* Rows *
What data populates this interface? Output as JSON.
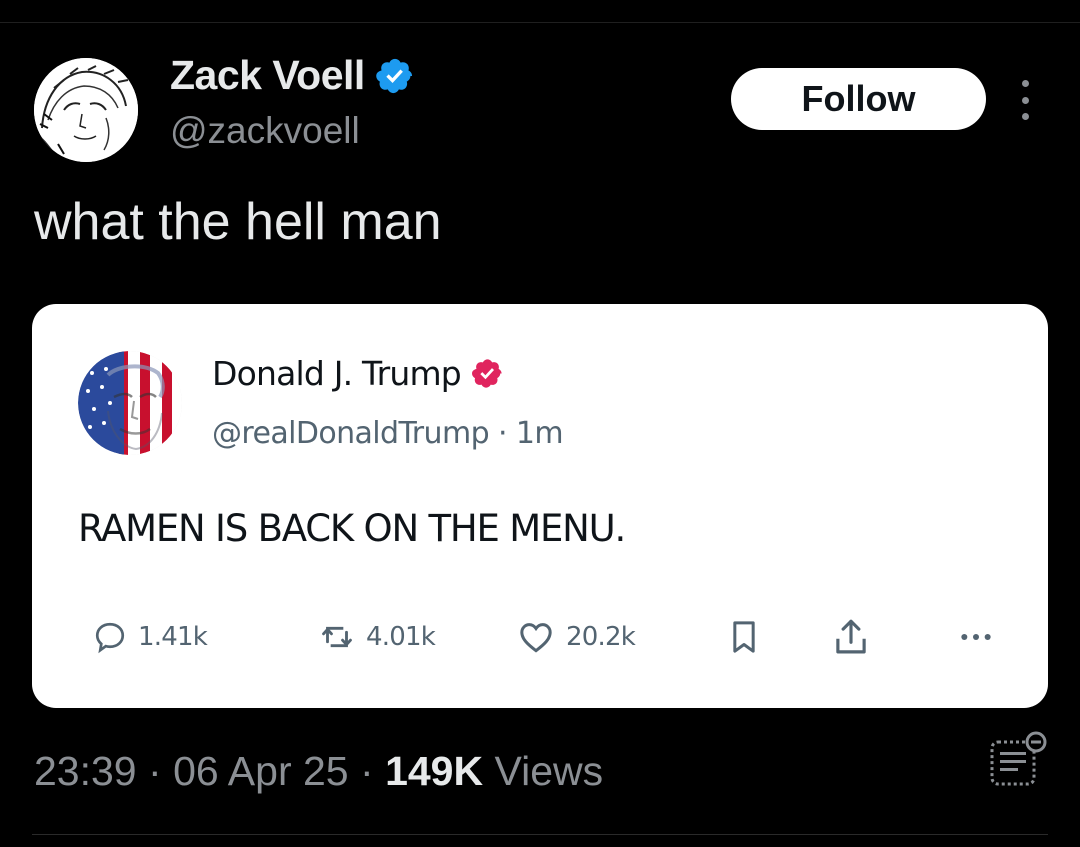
{
  "author": {
    "name": "Zack Voell",
    "handle": "@zackvoell",
    "verified": true
  },
  "follow_label": "Follow",
  "tweet_text": "what the hell man",
  "quoted": {
    "name": "Donald J. Trump",
    "handle": "@realDonaldTrump",
    "separator": "·",
    "time": "1m",
    "text": "RAMEN IS BACK ON THE MENU.",
    "stats": {
      "replies": "1.41k",
      "reposts": "4.01k",
      "likes": "20.2k"
    }
  },
  "meta": {
    "time": "23:39",
    "date": "06 Apr 25",
    "views_count": "149K",
    "views_label": "Views",
    "dot": "·"
  },
  "colors": {
    "background": "#000000",
    "verified_blue": "#1d9bf0",
    "verified_red": "#e0245e",
    "muted": "#8b8f94"
  }
}
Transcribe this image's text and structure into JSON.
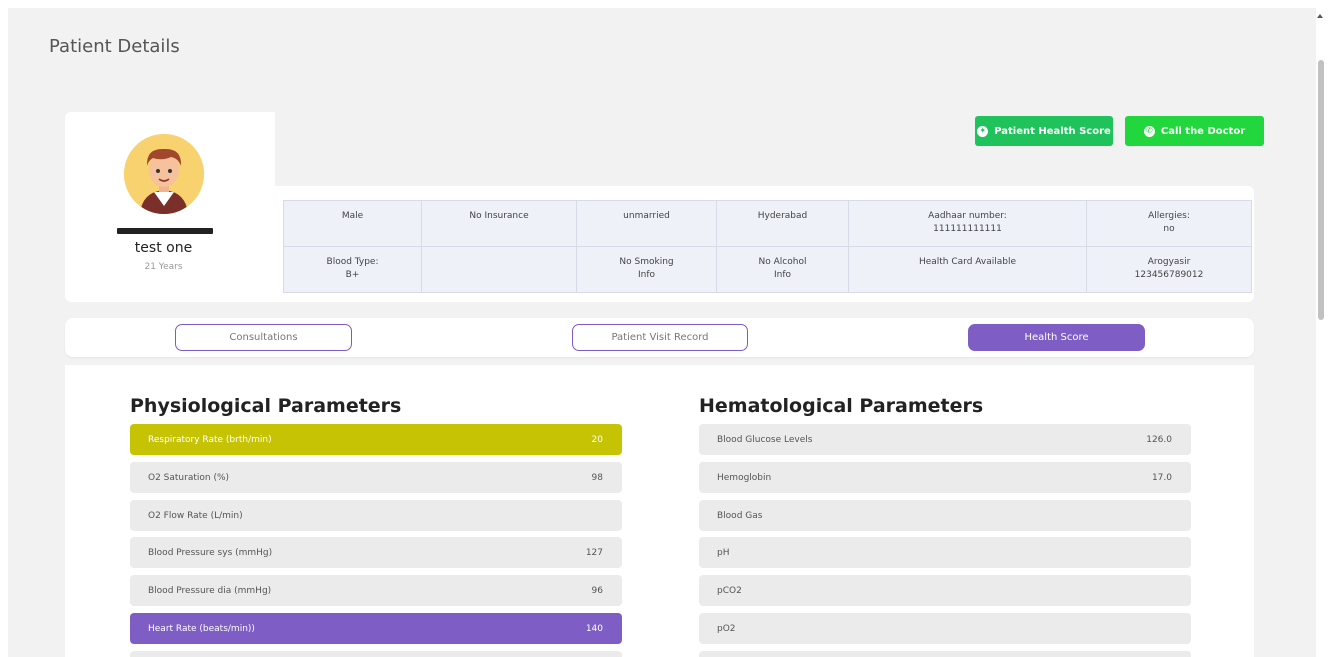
{
  "page": {
    "title": "Patient Details"
  },
  "patient": {
    "name": "test one",
    "age": "21 Years"
  },
  "actions": {
    "health_score_label": "Patient Health Score",
    "call_doctor_label": "Call the Doctor"
  },
  "info": {
    "gender": "Male",
    "insurance": "No Insurance",
    "marital": "unmarried",
    "city": "Hyderabad",
    "aadhaar_label": "Aadhaar number:",
    "aadhaar_value": "111111111111",
    "allergies_label": "Allergies:",
    "allergies_value": "no",
    "blood_type_label": "Blood Type:",
    "blood_type_value": "B+",
    "smoking_1": "No Smoking",
    "smoking_2": "Info",
    "alcohol_1": "No Alcohol",
    "alcohol_2": "Info",
    "health_card": "Health Card Available",
    "arogya_label": "Arogyasir",
    "arogya_value": "123456789012"
  },
  "tabs": {
    "consultations": "Consultations",
    "visit_record": "Patient Visit Record",
    "health_score": "Health Score"
  },
  "physiological": {
    "title": "Physiological Parameters",
    "rows": [
      {
        "label": "Respiratory Rate (brth/min)",
        "value": "20"
      },
      {
        "label": "O2 Saturation (%)",
        "value": "98"
      },
      {
        "label": "O2 Flow Rate (L/min)",
        "value": ""
      },
      {
        "label": "Blood Pressure sys (mmHg)",
        "value": "127"
      },
      {
        "label": "Blood Pressure dia (mmHg)",
        "value": "96"
      },
      {
        "label": "Heart Rate (beats/min))",
        "value": "140"
      }
    ]
  },
  "hematological": {
    "title": "Hematological Parameters",
    "rows": [
      {
        "label": "Blood Glucose Levels",
        "value": "126.0"
      },
      {
        "label": "Hemoglobin",
        "value": "17.0"
      },
      {
        "label": "Blood Gas",
        "value": ""
      },
      {
        "label": "pH",
        "value": ""
      },
      {
        "label": "pCO2",
        "value": ""
      },
      {
        "label": "pO2",
        "value": ""
      }
    ]
  },
  "colors": {
    "highlight_yellow": "#c5c304",
    "highlight_purple": "#7e5dc4",
    "green_button": "#20c25c"
  }
}
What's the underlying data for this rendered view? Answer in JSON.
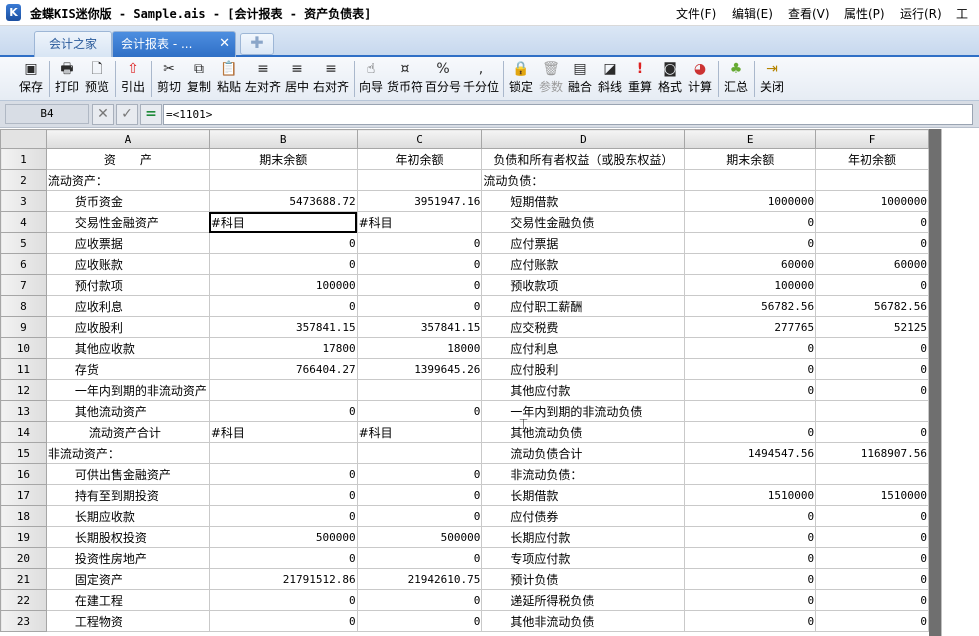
{
  "window": {
    "logo": "K",
    "title": "金蝶KIS迷你版 - Sample.ais - [会计报表 - 资产负债表]",
    "menu": [
      "文件(F)",
      "编辑(E)",
      "查看(V)",
      "属性(P)",
      "运行(R)",
      "工"
    ]
  },
  "tabs": {
    "home_label": "会计之家",
    "report_label": "会计报表 - ...",
    "close_glyph": "✕",
    "add_glyph": "✚"
  },
  "toolbar": {
    "items": [
      {
        "label": "保存",
        "icon": "save-icon",
        "glyph": "▣"
      },
      {
        "label": "打印",
        "icon": "print-icon",
        "glyph": "🖶"
      },
      {
        "label": "预览",
        "icon": "preview-icon",
        "glyph": "🗋"
      },
      {
        "label": "引出",
        "icon": "export-icon",
        "glyph": "⇧"
      },
      {
        "label": "剪切",
        "icon": "cut-icon",
        "glyph": "✂"
      },
      {
        "label": "复制",
        "icon": "copy-icon",
        "glyph": "⧉"
      },
      {
        "label": "粘贴",
        "icon": "paste-icon",
        "glyph": "📋"
      },
      {
        "label": "左对齐",
        "icon": "align-left-icon",
        "glyph": "≡"
      },
      {
        "label": "居中",
        "icon": "align-center-icon",
        "glyph": "≡"
      },
      {
        "label": "右对齐",
        "icon": "align-right-icon",
        "glyph": "≡"
      },
      {
        "label": "向导",
        "icon": "wizard-icon",
        "glyph": "☝"
      },
      {
        "label": "货币符",
        "icon": "currency-icon",
        "glyph": "¤"
      },
      {
        "label": "百分号",
        "icon": "percent-icon",
        "glyph": "%"
      },
      {
        "label": "千分位",
        "icon": "thousands-icon",
        "glyph": ","
      },
      {
        "label": "锁定",
        "icon": "lock-icon",
        "glyph": "🔒"
      },
      {
        "label": "参数",
        "icon": "trash-icon",
        "glyph": "🗑"
      },
      {
        "label": "融合",
        "icon": "merge-icon",
        "glyph": "▤"
      },
      {
        "label": "斜线",
        "icon": "diagonal-icon",
        "glyph": "◪"
      },
      {
        "label": "重算",
        "icon": "recalc-icon",
        "glyph": "!"
      },
      {
        "label": "格式",
        "icon": "format-icon",
        "glyph": "◙"
      },
      {
        "label": "计算",
        "icon": "calculate-icon",
        "glyph": "◕"
      },
      {
        "label": "汇总",
        "icon": "summary-icon",
        "glyph": "♣"
      },
      {
        "label": "关闭",
        "icon": "close-door-icon",
        "glyph": "⇥"
      }
    ]
  },
  "formula": {
    "cell_ref": "B4",
    "cancel_glyph": "✕",
    "accept_glyph": "✓",
    "formula_glyph": "=",
    "value": "=<1101>"
  },
  "grid": {
    "columns": [
      "",
      "A",
      "B",
      "C",
      "D",
      "E",
      "F"
    ],
    "rows": [
      {
        "n": "1",
        "a": "资　　产",
        "b": "期末余额",
        "c": "年初余额",
        "d": "负债和所有者权益（或股东权益）",
        "e": "期末余额",
        "f": "年初余额"
      },
      {
        "n": "2",
        "a": "流动资产：",
        "b": "",
        "c": "",
        "d": "流动负债：",
        "e": "",
        "f": ""
      },
      {
        "n": "3",
        "a": "货币资金",
        "b": "5473688.72",
        "c": "3951947.16",
        "d": "短期借款",
        "e": "1000000",
        "f": "1000000"
      },
      {
        "n": "4",
        "a": "交易性金融资产",
        "b": "#科目",
        "c": "#科目",
        "d": "交易性金融负债",
        "e": "0",
        "f": "0"
      },
      {
        "n": "5",
        "a": "应收票据",
        "b": "0",
        "c": "0",
        "d": "应付票据",
        "e": "0",
        "f": "0"
      },
      {
        "n": "6",
        "a": "应收账款",
        "b": "0",
        "c": "0",
        "d": "应付账款",
        "e": "60000",
        "f": "60000"
      },
      {
        "n": "7",
        "a": "预付款项",
        "b": "100000",
        "c": "0",
        "d": "预收款项",
        "e": "100000",
        "f": "0"
      },
      {
        "n": "8",
        "a": "应收利息",
        "b": "0",
        "c": "0",
        "d": "应付职工薪酬",
        "e": "56782.56",
        "f": "56782.56"
      },
      {
        "n": "9",
        "a": "应收股利",
        "b": "357841.15",
        "c": "357841.15",
        "d": "应交税费",
        "e": "277765",
        "f": "52125"
      },
      {
        "n": "10",
        "a": "其他应收款",
        "b": "17800",
        "c": "18000",
        "d": "应付利息",
        "e": "0",
        "f": "0"
      },
      {
        "n": "11",
        "a": "存货",
        "b": "766404.27",
        "c": "1399645.26",
        "d": "应付股利",
        "e": "0",
        "f": "0"
      },
      {
        "n": "12",
        "a": "一年内到期的非流动资产",
        "b": "",
        "c": "",
        "d": "其他应付款",
        "e": "0",
        "f": "0"
      },
      {
        "n": "13",
        "a": "其他流动资产",
        "b": "0",
        "c": "0",
        "d": "一年内到期的非流动负债",
        "e": "",
        "f": ""
      },
      {
        "n": "14",
        "a": "流动资产合计",
        "b": "#科目",
        "c": "#科目",
        "d": "其他流动负债",
        "e": "0",
        "f": "0"
      },
      {
        "n": "15",
        "a": "非流动资产：",
        "b": "",
        "c": "",
        "d": "流动负债合计",
        "e": "1494547.56",
        "f": "1168907.56"
      },
      {
        "n": "16",
        "a": "可供出售金融资产",
        "b": "0",
        "c": "0",
        "d": "非流动负债：",
        "e": "",
        "f": ""
      },
      {
        "n": "17",
        "a": "持有至到期投资",
        "b": "0",
        "c": "0",
        "d": "长期借款",
        "e": "1510000",
        "f": "1510000"
      },
      {
        "n": "18",
        "a": "长期应收款",
        "b": "0",
        "c": "0",
        "d": "应付债券",
        "e": "0",
        "f": "0"
      },
      {
        "n": "19",
        "a": "长期股权投资",
        "b": "500000",
        "c": "500000",
        "d": "长期应付款",
        "e": "0",
        "f": "0"
      },
      {
        "n": "20",
        "a": "投资性房地产",
        "b": "0",
        "c": "0",
        "d": "专项应付款",
        "e": "0",
        "f": "0"
      },
      {
        "n": "21",
        "a": "固定资产",
        "b": "21791512.86",
        "c": "21942610.75",
        "d": "预计负债",
        "e": "0",
        "f": "0"
      },
      {
        "n": "22",
        "a": "在建工程",
        "b": "0",
        "c": "0",
        "d": "递延所得税负债",
        "e": "0",
        "f": "0"
      },
      {
        "n": "23",
        "a": "工程物资",
        "b": "0",
        "c": "0",
        "d": "其他非流动负债",
        "e": "0",
        "f": "0"
      }
    ]
  }
}
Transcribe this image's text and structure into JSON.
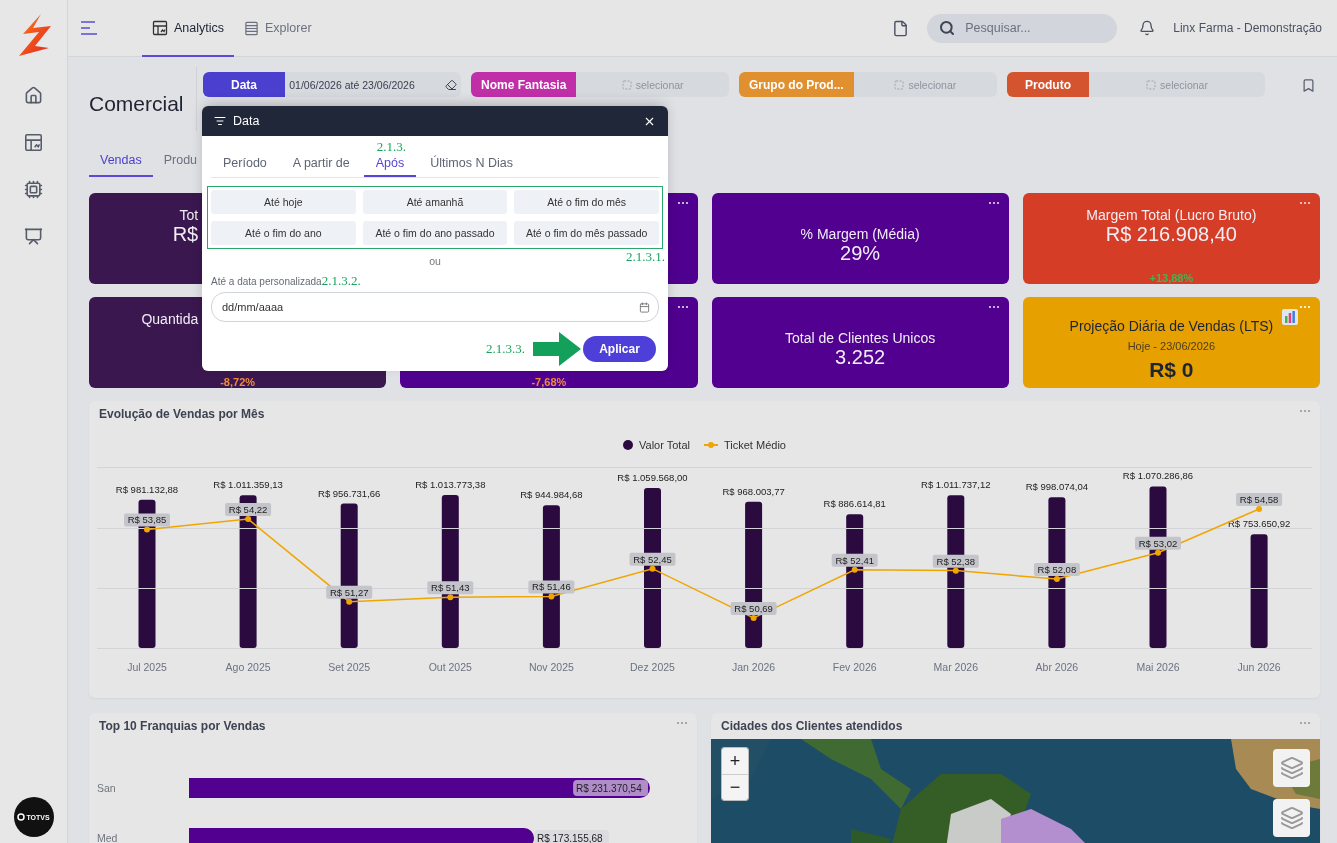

* Given exercise *
Show every line of the records above that contains the word "data".

* Output of the task *
What data populates this interface? Output as JSON.
What's the underlying data for this rendered view? Answer in JSON.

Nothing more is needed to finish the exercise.